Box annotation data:

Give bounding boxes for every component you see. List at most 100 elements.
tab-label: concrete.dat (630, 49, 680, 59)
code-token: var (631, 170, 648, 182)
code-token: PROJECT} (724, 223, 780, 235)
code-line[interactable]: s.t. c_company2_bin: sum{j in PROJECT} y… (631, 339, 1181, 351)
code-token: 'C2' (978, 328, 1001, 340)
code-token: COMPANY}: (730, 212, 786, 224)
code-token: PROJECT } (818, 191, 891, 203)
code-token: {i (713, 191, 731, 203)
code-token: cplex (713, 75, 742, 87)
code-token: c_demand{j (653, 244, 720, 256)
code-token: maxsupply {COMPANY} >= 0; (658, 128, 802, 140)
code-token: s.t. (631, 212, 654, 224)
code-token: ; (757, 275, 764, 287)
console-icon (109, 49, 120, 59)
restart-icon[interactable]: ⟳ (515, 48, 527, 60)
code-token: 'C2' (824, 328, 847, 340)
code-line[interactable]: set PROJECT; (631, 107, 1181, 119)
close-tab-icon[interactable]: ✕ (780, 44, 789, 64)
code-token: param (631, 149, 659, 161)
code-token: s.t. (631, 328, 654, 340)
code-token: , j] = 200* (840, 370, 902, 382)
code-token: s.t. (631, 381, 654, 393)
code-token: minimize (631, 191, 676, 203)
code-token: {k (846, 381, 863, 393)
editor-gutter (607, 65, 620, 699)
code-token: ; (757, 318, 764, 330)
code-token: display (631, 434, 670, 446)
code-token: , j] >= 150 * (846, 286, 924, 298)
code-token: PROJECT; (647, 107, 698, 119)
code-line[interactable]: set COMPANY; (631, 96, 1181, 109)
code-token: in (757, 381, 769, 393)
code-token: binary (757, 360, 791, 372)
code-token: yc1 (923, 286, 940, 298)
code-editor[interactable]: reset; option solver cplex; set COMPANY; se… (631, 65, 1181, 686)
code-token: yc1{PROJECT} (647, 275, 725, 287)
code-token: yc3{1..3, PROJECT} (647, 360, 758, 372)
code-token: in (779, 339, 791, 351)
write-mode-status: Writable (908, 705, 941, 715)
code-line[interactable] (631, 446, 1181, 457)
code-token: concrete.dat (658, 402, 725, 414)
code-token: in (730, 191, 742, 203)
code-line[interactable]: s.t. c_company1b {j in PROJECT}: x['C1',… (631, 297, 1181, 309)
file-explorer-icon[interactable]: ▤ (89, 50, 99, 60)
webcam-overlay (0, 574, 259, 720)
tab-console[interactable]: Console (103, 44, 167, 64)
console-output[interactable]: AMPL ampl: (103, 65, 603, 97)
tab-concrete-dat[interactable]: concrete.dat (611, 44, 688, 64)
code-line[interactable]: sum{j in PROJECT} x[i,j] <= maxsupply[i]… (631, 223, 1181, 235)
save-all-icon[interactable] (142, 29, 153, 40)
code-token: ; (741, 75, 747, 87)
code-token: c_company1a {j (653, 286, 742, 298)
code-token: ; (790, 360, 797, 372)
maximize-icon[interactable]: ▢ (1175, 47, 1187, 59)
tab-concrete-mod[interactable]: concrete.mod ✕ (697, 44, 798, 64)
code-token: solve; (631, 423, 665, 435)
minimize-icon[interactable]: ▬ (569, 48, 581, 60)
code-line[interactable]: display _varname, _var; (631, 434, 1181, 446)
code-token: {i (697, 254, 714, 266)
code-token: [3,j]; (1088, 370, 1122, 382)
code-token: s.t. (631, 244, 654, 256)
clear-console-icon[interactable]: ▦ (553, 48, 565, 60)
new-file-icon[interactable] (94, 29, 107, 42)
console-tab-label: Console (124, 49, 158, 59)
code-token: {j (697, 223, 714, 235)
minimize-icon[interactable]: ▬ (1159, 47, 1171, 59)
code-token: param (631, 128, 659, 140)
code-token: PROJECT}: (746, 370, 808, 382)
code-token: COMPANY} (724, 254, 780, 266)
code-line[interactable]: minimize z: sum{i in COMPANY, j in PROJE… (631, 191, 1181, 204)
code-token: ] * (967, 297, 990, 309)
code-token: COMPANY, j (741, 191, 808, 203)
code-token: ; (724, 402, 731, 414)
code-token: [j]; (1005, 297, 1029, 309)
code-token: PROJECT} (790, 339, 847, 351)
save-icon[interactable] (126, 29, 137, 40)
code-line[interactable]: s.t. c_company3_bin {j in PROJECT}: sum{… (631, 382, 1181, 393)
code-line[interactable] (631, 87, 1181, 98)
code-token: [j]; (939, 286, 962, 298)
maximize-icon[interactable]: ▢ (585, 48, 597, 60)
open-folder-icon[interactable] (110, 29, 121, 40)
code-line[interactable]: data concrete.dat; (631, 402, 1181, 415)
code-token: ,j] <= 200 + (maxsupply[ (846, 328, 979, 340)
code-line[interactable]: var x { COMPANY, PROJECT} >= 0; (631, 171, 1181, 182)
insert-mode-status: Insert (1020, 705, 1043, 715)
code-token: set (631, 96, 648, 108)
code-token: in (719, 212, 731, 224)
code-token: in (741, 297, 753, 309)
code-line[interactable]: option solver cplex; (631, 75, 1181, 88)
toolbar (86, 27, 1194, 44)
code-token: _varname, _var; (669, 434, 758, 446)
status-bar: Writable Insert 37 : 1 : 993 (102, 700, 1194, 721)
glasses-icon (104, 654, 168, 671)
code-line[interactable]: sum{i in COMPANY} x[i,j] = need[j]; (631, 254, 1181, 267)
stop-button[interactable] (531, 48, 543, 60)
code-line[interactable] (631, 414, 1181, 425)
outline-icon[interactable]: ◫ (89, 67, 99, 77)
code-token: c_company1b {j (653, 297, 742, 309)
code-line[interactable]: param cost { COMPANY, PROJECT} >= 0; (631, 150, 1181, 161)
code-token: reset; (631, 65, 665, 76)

Task goal: Write out the material from its beginning down to the line containing "339, 1181, 351)", substituting "source-token" for every "code-token" and leaving everything else unchanged.

Answer:
Give bounding boxes for every component you see. List at most 100 elements.
tab-label: concrete.dat (630, 49, 680, 59)
source-token: var (631, 170, 648, 182)
source-token: PROJECT} (724, 223, 780, 235)
code-line[interactable]: s.t. c_company2_bin: sum{j in PROJECT} y… (631, 339, 1181, 351)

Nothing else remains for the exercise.